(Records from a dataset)

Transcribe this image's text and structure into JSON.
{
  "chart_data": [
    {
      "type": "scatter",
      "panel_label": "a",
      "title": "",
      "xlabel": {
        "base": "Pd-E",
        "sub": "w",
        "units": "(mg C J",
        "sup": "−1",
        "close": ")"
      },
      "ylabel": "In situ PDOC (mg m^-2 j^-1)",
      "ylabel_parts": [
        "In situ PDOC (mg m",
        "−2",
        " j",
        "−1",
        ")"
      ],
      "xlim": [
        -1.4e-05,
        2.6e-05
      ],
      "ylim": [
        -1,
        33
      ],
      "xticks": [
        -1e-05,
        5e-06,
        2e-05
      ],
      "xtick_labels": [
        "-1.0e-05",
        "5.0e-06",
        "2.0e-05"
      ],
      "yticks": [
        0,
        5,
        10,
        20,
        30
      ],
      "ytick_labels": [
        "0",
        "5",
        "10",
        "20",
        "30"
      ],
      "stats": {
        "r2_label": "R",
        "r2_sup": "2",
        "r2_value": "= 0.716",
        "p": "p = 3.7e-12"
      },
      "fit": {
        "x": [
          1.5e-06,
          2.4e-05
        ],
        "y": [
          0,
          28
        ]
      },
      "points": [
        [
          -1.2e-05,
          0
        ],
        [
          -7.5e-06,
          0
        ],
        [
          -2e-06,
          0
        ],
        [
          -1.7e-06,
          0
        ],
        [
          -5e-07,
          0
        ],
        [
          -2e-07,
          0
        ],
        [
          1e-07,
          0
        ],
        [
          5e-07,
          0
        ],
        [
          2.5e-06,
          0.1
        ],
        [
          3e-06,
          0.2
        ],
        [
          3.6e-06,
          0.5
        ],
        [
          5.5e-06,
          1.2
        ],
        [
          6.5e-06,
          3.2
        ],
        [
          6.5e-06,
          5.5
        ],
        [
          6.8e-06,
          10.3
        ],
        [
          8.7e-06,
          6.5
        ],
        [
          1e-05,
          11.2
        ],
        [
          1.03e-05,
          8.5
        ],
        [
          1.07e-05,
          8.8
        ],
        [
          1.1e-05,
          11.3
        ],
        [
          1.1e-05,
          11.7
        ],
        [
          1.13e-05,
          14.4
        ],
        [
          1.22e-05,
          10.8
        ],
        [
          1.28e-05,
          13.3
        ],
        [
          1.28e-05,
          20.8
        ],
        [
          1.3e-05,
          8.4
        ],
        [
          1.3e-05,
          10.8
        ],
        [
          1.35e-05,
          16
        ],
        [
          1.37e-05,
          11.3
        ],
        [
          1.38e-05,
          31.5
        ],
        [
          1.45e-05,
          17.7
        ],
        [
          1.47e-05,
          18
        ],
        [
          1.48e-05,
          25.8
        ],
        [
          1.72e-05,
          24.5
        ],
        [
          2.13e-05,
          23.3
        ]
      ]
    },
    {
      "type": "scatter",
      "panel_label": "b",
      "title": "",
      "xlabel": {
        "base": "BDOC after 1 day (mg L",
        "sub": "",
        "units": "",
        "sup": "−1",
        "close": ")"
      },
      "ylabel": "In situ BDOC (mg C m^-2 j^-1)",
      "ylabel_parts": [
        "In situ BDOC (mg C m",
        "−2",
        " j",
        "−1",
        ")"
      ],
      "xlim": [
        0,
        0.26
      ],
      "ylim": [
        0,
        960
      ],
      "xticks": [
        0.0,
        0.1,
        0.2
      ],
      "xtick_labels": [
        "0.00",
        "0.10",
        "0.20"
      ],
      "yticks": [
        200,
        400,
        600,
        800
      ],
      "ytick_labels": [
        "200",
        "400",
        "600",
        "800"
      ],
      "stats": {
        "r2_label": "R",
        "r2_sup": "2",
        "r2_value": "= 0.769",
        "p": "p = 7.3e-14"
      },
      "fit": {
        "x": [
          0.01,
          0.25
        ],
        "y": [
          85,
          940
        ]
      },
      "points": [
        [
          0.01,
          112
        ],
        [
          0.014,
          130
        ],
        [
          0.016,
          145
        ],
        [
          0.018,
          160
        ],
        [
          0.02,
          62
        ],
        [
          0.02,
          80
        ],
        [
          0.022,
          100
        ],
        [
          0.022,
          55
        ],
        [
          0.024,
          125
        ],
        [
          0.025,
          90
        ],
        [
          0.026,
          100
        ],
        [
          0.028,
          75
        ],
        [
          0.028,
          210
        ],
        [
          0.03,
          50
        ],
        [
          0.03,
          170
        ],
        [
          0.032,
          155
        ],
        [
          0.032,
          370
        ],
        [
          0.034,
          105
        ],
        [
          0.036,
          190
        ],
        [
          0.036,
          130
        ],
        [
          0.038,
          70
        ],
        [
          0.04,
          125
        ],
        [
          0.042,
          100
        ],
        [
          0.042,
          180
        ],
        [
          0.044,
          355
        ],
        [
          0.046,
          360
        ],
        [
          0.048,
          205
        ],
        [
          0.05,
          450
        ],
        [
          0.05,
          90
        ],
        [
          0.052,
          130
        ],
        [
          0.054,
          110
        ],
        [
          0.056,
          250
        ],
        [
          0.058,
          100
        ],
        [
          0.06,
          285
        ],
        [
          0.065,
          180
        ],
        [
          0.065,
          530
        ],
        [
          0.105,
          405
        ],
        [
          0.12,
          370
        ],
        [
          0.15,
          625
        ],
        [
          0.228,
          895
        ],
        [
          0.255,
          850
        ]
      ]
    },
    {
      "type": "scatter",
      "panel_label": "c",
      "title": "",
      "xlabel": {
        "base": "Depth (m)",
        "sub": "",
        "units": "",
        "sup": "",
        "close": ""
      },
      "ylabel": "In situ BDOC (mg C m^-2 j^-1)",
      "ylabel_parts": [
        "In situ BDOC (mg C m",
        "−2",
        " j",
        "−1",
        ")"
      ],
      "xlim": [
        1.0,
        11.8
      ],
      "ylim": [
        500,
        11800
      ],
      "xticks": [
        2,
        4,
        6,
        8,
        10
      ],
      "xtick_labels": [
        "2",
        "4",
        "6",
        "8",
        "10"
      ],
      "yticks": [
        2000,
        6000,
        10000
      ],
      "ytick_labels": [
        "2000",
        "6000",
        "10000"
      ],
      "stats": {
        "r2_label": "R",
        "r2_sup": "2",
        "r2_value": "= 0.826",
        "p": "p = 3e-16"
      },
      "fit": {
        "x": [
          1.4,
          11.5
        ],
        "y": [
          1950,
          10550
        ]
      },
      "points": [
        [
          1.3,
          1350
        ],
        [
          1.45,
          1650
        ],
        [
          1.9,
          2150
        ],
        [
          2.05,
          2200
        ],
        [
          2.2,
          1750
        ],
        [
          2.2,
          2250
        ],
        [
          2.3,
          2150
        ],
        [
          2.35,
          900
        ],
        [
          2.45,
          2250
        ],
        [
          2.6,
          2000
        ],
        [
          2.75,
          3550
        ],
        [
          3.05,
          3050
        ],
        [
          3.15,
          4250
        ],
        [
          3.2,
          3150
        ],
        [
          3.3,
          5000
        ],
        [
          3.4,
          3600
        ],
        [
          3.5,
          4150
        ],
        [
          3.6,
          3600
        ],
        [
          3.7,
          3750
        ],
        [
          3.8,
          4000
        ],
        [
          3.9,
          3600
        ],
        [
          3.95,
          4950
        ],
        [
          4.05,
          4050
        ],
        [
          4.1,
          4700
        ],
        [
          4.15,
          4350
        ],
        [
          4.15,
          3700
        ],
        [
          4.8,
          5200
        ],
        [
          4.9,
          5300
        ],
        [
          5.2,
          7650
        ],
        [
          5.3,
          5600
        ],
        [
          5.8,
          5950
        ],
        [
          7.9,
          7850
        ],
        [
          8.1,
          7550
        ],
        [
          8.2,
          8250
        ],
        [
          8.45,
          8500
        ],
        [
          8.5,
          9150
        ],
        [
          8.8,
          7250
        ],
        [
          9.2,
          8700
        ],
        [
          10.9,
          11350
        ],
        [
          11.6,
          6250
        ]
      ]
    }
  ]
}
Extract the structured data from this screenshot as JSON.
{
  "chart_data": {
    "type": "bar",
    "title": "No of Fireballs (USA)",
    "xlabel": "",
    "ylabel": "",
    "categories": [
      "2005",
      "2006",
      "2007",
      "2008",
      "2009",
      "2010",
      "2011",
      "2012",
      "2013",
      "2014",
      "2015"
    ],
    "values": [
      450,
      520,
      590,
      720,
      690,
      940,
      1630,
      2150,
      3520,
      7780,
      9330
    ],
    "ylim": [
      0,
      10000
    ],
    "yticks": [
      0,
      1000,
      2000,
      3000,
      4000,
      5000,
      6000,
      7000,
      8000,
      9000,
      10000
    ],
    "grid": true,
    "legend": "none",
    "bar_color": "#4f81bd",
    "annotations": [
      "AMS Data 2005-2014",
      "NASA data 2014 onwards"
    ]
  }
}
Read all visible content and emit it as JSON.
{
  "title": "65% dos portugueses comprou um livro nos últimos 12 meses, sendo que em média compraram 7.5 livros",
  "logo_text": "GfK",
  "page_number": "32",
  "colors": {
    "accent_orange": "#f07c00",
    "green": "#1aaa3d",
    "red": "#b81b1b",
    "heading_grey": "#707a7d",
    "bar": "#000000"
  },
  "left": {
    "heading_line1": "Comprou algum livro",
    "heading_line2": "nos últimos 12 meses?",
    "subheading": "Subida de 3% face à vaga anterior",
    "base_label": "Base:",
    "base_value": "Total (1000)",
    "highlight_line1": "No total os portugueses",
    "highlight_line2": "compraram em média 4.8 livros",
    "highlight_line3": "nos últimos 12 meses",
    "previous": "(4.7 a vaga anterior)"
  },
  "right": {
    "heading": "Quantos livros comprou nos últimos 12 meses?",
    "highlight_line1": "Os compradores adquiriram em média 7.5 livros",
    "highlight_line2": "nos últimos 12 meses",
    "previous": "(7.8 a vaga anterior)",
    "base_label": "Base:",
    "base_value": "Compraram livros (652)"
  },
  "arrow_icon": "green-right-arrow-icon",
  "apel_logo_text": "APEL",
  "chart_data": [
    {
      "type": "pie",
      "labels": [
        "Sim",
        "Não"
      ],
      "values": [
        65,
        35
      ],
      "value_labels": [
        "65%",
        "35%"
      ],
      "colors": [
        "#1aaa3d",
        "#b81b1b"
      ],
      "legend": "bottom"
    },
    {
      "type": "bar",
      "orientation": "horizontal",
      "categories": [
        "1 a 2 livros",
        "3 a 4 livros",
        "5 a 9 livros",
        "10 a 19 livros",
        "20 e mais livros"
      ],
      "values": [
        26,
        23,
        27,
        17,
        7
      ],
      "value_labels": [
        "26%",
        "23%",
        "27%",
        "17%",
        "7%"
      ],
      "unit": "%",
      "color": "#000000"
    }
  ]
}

Task statement: Copy every line of the entries above in which "últimos" occurs.

Task response:
  "title": "65% dos portugueses comprou um livro nos últimos 12 meses, sendo que em média compraram 7.5 livros",
    "heading_line2": "nos últimos 12 meses?",
    "highlight_line3": "nos últimos 12 meses",
    "heading": "Quantos livros comprou nos últimos 12 meses?",
    "highlight_line2": "nos últimos 12 meses",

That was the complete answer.